* What to do
In the records below, find each line containing the word "objective" and copy it.

(Source records)
------

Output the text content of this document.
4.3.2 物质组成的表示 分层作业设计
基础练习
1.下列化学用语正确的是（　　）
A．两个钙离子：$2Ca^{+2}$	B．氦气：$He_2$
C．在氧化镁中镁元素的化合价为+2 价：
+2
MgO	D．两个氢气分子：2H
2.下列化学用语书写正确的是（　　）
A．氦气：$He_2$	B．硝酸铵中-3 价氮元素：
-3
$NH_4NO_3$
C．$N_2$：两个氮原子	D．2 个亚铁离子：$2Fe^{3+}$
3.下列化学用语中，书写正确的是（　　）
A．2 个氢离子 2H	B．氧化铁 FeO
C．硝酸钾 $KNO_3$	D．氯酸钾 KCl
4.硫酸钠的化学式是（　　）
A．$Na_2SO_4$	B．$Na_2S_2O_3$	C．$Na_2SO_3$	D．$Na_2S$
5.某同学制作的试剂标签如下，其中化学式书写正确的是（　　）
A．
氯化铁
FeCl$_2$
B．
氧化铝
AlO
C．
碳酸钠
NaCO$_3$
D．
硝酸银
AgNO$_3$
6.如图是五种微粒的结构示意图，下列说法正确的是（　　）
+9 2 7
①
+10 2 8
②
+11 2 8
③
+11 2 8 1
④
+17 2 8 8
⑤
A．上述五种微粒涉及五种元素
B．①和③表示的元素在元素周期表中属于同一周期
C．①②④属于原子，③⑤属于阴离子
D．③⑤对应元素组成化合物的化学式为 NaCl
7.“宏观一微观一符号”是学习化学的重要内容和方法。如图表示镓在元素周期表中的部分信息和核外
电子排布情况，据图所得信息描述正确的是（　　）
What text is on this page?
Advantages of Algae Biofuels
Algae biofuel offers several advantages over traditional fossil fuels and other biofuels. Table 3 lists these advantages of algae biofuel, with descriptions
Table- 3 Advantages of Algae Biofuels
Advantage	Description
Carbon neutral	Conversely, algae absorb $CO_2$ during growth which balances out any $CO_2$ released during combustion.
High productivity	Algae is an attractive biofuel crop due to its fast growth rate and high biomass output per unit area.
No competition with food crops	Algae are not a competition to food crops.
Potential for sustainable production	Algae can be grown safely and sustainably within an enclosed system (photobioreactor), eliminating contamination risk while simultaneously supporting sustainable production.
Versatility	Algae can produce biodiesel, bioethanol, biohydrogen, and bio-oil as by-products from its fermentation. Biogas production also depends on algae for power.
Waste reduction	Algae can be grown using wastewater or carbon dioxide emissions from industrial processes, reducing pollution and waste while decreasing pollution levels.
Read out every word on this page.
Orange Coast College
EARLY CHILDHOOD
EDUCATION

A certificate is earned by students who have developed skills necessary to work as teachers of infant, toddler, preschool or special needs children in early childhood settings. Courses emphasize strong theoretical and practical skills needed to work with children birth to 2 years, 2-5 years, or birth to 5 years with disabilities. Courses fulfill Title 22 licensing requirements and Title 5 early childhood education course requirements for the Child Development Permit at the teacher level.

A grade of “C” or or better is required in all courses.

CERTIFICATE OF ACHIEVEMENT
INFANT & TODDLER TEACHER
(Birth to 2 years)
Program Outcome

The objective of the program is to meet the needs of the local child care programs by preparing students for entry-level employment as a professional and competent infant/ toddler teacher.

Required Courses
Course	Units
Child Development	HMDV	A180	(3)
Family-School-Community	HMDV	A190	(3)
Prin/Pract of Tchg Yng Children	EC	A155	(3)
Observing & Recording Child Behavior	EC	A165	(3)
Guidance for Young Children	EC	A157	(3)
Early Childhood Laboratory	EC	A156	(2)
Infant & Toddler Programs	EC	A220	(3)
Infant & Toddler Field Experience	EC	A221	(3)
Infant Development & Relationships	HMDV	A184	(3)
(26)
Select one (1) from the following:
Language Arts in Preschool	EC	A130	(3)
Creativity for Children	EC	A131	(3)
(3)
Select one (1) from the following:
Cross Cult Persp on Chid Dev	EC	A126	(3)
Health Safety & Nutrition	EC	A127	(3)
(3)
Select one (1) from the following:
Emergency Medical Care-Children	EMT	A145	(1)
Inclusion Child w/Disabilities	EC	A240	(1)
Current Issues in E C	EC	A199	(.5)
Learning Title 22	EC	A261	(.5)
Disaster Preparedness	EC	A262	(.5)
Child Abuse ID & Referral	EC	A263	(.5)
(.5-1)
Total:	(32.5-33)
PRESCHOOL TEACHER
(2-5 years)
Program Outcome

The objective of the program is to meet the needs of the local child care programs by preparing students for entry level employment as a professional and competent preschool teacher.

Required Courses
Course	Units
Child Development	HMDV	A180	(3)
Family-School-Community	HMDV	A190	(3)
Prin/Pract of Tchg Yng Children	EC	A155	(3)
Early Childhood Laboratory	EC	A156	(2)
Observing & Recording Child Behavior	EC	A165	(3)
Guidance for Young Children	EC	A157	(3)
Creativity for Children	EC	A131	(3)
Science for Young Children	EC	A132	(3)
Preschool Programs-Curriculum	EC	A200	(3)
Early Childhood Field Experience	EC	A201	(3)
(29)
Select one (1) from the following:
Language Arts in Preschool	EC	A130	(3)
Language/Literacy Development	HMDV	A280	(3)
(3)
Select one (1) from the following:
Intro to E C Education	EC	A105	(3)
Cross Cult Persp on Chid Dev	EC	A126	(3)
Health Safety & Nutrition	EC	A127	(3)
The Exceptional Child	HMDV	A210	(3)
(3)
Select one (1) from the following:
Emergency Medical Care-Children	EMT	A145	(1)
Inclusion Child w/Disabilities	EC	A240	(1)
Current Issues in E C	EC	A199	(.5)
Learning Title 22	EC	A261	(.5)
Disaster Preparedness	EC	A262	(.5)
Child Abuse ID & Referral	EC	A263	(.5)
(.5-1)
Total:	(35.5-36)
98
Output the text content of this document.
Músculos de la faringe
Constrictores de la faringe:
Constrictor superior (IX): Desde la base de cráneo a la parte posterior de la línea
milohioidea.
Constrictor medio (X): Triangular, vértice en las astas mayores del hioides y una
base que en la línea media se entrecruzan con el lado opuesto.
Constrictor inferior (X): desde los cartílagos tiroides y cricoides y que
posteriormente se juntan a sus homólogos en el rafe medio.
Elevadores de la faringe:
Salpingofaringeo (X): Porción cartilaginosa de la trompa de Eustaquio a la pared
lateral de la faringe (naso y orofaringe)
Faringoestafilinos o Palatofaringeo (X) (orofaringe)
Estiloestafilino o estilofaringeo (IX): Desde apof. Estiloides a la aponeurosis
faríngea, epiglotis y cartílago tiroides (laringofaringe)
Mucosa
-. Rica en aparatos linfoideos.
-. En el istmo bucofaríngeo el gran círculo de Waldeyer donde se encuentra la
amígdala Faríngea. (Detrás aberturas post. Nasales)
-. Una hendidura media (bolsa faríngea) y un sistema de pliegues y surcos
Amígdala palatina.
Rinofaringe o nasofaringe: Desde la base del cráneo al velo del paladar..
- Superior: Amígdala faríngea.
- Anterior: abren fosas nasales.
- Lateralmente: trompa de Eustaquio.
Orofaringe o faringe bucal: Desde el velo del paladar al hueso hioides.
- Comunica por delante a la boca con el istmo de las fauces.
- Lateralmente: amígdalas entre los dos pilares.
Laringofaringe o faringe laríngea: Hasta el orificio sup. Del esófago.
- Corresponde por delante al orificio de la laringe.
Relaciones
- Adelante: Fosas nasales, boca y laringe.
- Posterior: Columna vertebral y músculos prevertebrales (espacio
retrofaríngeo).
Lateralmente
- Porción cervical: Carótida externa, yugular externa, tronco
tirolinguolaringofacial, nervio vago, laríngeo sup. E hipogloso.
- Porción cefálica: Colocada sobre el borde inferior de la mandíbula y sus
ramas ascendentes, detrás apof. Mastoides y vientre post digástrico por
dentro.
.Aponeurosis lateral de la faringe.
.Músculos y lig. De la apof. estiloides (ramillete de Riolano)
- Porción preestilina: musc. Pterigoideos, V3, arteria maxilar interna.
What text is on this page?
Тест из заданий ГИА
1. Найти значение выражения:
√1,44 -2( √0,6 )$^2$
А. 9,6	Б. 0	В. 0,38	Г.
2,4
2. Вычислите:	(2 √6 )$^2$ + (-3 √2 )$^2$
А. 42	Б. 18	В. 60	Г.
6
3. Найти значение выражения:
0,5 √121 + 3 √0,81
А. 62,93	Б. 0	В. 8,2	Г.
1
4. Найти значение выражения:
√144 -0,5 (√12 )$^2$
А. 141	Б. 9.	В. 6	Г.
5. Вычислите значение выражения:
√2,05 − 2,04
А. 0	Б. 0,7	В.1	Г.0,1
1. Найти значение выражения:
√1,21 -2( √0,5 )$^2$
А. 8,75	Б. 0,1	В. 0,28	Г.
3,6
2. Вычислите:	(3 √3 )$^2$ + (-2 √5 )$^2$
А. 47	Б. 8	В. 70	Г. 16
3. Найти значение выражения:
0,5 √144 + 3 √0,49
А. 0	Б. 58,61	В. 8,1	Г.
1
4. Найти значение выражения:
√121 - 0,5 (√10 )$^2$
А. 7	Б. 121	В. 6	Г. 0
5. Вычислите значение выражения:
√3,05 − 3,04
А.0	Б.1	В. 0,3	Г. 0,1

------

* Written answer
The objective of the program is to meet the needs of the local child care programs by preparing students for entry-level employment as a professional and competent infant/ toddler teacher.
The objective of the program is to meet the needs of the local child care programs by preparing students for entry level employment as a professional and competent preschool teacher.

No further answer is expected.